Dataset items
(begin)
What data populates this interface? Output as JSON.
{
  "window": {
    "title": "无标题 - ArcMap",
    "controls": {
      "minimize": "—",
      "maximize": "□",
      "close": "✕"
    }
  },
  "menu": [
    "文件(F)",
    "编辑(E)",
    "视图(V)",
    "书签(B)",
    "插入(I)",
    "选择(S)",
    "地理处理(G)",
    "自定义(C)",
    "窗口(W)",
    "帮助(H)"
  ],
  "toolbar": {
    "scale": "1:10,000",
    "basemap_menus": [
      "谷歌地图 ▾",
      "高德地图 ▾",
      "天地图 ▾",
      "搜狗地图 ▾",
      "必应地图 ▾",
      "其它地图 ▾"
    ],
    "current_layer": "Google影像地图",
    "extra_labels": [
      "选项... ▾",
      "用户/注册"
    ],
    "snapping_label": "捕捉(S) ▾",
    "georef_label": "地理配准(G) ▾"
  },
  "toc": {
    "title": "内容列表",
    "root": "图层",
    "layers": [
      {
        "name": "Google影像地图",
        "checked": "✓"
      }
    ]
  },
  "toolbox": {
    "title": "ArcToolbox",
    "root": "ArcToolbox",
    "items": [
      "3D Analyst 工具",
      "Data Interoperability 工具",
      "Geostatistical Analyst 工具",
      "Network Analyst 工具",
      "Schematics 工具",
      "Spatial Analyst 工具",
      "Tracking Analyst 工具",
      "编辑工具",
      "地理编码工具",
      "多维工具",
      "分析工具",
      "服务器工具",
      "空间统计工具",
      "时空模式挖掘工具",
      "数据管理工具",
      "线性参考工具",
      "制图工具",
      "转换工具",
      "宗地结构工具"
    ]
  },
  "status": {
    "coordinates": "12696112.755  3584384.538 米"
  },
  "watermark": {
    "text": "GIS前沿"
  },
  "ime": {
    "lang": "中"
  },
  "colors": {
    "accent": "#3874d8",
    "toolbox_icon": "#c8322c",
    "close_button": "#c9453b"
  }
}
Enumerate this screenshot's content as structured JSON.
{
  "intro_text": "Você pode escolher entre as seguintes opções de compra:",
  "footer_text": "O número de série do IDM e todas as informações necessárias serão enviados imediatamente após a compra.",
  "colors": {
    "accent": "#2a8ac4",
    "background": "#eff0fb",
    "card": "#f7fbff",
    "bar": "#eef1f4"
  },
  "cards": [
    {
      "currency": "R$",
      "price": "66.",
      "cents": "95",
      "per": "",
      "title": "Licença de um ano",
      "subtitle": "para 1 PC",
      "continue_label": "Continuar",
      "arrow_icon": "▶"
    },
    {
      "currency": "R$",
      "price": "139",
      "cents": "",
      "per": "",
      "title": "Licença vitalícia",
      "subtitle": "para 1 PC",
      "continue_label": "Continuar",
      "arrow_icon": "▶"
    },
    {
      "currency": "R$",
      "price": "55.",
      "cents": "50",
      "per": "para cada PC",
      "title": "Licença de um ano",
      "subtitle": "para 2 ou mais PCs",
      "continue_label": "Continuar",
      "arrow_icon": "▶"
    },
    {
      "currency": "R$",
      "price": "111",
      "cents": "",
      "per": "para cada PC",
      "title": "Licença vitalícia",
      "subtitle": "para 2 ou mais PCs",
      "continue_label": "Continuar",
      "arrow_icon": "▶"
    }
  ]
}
(end)
Exercise requirements
Scan the material above for the string "price" and report each line where you find it.

Solution below
      "price": "66.",
      "price": "139",
      "price": "55.",
      "price": "111",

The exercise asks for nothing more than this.